------ Text passage
Back in the summer, Dave and I did a shoot for a story featuring B Boys in Seoul, for the budget airline magazine Scoot. We headed out to eastern Seoul to 20th Century Studios and met Knukl, Anisa, and Lucy. They were a pleasure to work with. It was my first time doing an action-portrait shoot, and I didn't have the right equipment (too short notice to rent lighting), but I think they turned out pretty well. Unfortunately Scoot decided not to run the photos.
For our last assignment in Korea Dave and I, and a group of reprobates took to an old classic - the soju tent. When I first arrived in Korea, soju tents could be found in every empty lot, dotted around subway exits, and occupying any empty sidewalk space. But over the years not only have the empty lots been filled, but the government has cracked down on these unregistered tents. You can read more about it here.
For Paste Magazine we got some recruits and rounded up five bars and five live music venues to check out in Seoul.
No photographer is a stranger to issues of venue lighting and I'm still in a rocky relationship with my speedlight. I don't like using it indoors at night as I feel it kills any kind of mood. But at a couple of places (goddam punk basements) it was an absolute necessity.
I'm also getting better at embracing higher ISOs. It's hard to get out of the mindset that 800 is as high as you want to go. At 1600, my old 450D had about as much noise as my 7D MkII has at 16000. It can soften the focus a bit when viewed at 1:1, but it's better than getting an unintentionally blurry photo.
But my biggest problem for this kind of photography, and one I'm not sure how to solve, is that I'm only 5'1". I've climbed up on things, snuck behind bars, got on stage, and pushed through crowds (which I HATE) to try and get a unique angle, but sometimes I just can't get clear of the crowd. Perhaps Dave will write a story on leg extensions one day...
Live Music Venues
I'm in the process of applying to become a Permanent Resident of Canada, but as of now my experience with (ice) hockey is limited to seeing three Stanley Cup games at pubs in New Zealand. I'm not a huge sports fan but I've always had a good time watching rugby, and even cricket (gasp!) live. So I was pretty excited for the opportunity to see a live hockey game here in Korea, for a story on the foreign players in the Asian Hockey League. In preparation for the upcoming winter Olympics, Korea is offering citizenship to a group of Canadians to play for the national team. You can read more on Dave's story here.
------------
------ Records shown
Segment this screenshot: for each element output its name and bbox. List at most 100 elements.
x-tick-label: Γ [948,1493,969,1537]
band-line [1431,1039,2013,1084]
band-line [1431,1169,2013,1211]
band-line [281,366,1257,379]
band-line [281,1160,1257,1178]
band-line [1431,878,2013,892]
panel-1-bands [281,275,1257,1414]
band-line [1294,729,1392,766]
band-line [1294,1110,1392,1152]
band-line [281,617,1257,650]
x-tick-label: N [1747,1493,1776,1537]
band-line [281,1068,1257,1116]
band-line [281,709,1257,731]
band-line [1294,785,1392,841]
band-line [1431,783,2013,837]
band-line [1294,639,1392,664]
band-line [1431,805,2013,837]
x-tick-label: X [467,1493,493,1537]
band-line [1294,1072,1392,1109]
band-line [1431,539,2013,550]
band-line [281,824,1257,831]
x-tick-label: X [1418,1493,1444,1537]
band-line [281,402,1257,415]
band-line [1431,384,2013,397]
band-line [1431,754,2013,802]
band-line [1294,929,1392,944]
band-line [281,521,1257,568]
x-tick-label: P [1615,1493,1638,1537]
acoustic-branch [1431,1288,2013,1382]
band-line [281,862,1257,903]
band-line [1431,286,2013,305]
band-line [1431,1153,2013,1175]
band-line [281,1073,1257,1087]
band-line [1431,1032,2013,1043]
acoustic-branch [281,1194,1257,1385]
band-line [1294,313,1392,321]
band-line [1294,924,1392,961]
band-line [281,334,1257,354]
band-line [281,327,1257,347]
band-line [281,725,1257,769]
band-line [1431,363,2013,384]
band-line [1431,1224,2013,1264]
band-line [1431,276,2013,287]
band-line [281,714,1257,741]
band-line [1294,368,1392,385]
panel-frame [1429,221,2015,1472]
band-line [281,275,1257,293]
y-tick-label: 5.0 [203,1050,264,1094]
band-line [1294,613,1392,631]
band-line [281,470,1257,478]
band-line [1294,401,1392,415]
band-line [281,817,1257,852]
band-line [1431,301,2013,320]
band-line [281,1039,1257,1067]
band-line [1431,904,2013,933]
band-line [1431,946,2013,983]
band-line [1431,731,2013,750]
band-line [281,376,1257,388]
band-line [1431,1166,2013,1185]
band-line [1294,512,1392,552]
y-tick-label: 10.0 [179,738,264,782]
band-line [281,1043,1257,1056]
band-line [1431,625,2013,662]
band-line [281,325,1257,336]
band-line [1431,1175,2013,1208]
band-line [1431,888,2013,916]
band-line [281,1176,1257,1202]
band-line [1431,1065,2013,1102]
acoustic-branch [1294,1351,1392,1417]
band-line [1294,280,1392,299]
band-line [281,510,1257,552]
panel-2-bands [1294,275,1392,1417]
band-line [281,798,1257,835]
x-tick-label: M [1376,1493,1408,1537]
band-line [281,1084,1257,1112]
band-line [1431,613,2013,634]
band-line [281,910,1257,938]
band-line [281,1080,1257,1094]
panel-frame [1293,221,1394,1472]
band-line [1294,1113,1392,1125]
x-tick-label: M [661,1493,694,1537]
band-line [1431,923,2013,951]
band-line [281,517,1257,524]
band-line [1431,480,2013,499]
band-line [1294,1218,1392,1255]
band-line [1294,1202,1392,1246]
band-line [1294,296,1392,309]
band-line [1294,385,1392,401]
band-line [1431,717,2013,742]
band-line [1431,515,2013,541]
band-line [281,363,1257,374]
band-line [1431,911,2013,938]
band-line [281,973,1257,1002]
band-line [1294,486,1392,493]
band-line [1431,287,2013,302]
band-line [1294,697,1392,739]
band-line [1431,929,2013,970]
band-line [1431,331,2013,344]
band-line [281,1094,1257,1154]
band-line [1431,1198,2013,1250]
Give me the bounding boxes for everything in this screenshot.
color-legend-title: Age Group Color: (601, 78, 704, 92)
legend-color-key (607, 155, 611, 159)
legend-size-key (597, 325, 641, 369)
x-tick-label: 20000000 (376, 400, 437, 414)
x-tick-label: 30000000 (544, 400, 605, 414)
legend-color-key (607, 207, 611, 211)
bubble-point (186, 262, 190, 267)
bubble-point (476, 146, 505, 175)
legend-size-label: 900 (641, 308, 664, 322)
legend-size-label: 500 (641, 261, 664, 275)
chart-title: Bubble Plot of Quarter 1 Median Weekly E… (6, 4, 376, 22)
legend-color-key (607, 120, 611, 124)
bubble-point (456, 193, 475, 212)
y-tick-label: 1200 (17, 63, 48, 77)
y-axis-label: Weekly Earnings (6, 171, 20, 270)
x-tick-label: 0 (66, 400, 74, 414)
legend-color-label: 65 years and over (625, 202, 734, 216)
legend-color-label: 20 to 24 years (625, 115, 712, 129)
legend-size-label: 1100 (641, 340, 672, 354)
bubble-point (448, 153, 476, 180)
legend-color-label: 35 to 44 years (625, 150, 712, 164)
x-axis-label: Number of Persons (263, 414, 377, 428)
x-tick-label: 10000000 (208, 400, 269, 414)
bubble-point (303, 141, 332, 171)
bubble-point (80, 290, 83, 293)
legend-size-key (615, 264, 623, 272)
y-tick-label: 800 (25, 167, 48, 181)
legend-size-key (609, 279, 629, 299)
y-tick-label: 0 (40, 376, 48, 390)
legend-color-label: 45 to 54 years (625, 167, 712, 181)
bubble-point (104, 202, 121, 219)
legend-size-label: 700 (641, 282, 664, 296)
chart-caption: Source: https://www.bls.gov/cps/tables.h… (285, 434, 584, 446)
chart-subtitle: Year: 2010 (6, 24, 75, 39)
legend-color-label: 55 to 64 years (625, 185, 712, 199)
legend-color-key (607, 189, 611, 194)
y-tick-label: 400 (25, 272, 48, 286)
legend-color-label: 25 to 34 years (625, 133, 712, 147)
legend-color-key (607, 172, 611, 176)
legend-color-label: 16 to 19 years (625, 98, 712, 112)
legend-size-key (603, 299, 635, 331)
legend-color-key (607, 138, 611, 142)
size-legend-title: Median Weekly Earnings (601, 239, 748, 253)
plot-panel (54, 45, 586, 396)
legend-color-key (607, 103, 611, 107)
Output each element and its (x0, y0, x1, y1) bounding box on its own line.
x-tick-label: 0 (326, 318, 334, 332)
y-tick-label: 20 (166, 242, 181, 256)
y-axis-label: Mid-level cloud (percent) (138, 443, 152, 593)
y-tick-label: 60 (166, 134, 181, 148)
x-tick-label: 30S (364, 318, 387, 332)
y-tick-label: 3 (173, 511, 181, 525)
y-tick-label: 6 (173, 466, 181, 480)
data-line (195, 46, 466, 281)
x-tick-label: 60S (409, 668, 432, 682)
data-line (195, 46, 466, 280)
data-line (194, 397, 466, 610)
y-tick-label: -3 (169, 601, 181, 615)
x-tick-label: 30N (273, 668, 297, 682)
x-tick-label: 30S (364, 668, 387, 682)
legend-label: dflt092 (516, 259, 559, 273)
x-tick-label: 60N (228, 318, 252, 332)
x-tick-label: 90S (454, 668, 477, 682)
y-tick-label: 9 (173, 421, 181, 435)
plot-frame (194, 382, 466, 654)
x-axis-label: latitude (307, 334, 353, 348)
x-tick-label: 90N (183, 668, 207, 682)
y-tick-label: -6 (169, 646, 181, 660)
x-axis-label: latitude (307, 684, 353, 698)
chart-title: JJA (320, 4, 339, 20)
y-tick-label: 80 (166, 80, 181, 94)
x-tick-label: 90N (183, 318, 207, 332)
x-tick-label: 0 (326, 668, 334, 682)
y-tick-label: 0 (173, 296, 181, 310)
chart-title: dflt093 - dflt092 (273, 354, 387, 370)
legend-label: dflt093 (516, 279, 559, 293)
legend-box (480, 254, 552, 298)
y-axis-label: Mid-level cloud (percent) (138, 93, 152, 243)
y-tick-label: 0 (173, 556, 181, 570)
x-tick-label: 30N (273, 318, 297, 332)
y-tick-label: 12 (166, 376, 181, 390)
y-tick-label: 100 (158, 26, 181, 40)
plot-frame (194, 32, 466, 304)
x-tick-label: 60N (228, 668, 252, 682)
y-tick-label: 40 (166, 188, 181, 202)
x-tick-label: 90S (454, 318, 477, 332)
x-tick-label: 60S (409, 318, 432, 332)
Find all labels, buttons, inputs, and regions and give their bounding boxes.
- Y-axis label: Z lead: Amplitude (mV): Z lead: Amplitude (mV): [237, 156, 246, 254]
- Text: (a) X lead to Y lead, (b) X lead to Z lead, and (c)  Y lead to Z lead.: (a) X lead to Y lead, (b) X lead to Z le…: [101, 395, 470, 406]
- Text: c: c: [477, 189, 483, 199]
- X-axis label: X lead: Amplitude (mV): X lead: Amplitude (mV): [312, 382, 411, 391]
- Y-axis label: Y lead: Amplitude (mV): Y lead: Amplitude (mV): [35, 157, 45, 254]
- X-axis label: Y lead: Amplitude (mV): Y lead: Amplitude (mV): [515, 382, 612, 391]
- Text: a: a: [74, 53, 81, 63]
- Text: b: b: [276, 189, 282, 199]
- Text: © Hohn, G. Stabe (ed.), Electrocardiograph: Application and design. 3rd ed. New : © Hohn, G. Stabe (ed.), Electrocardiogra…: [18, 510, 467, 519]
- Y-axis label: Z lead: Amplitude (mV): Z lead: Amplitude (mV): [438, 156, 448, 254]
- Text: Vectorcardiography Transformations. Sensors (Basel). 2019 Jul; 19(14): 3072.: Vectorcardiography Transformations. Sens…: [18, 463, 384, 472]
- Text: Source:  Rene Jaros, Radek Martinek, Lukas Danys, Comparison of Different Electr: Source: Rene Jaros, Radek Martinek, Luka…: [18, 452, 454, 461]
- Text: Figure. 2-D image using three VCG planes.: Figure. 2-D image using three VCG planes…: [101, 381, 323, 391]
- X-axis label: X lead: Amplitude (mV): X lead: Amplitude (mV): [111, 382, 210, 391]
------------
Exercise -
Please decide whether each statement below agrees with the text about photo assignments in Korea, answering yes or no and quoting the words of the text that settle it.
(a) Scoot ran the photos from the B Boys shoot.
(b) For Paste Magazine, five bars and five live music venues in Seoul were checked out.
(c) The writer likes using a speedlight indoors at night.

Solution -
(a) No: "Unfortunately Scoot decided not to run the photos."
(b) Yes: "rounded up five bars and five live music venues to check out in Seoul."
(c) No: "I don't like using it indoors at night as I feel it kills any kind of mood."